The problem: Return the records that follow unaltered. Omit every picture.
------ Listed entries ------
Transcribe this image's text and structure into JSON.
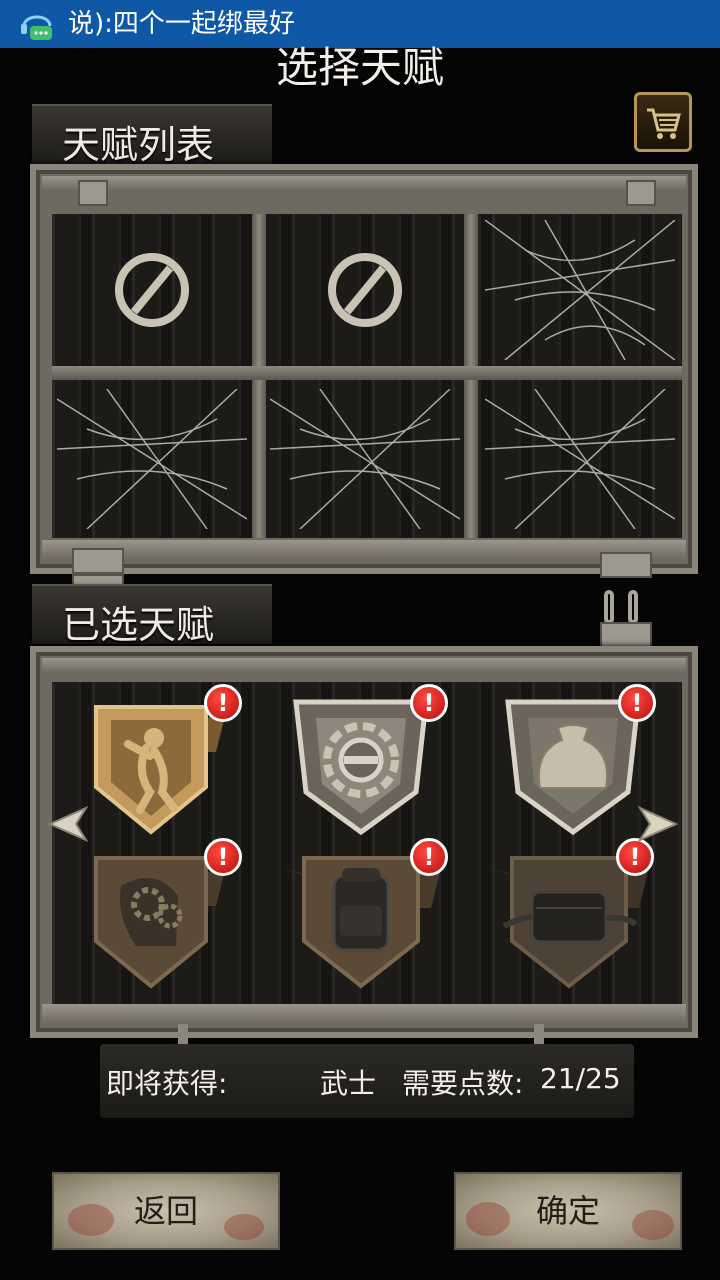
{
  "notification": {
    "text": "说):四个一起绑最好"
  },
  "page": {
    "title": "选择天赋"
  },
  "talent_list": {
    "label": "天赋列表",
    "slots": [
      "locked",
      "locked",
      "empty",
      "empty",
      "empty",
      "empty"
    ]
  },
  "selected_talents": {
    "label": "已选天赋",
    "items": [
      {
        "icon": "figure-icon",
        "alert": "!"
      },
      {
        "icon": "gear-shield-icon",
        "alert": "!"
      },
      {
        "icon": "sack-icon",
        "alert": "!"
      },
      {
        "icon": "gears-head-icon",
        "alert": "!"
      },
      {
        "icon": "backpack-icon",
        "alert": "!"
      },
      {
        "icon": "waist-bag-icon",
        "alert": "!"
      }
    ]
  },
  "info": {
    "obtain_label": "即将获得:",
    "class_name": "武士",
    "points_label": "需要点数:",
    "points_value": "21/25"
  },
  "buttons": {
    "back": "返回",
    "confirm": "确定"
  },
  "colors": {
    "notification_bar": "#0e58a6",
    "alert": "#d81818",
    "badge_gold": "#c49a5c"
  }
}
------
Expected output:
Transcribe this image's text and structure into JSON.
{
  "notification": {
    "text": "说):四个一起绑最好"
  },
  "page": {
    "title": "选择天赋"
  },
  "talent_list": {
    "label": "天赋列表",
    "slots": [
      "locked",
      "locked",
      "empty",
      "empty",
      "empty",
      "empty"
    ]
  },
  "selected_talents": {
    "label": "已选天赋",
    "items": [
      {
        "icon": "figure-icon",
        "alert": "!"
      },
      {
        "icon": "gear-shield-icon",
        "alert": "!"
      },
      {
        "icon": "sack-icon",
        "alert": "!"
      },
      {
        "icon": "gears-head-icon",
        "alert": "!"
      },
      {
        "icon": "backpack-icon",
        "alert": "!"
      },
      {
        "icon": "waist-bag-icon",
        "alert": "!"
      }
    ]
  },
  "info": {
    "obtain_label": "即将获得:",
    "class_name": "武士",
    "points_label": "需要点数:",
    "points_value": "21/25"
  },
  "buttons": {
    "back": "返回",
    "confirm": "确定"
  },
  "colors": {
    "notification_bar": "#0e58a6",
    "alert": "#d81818",
    "badge_gold": "#c49a5c"
  }
}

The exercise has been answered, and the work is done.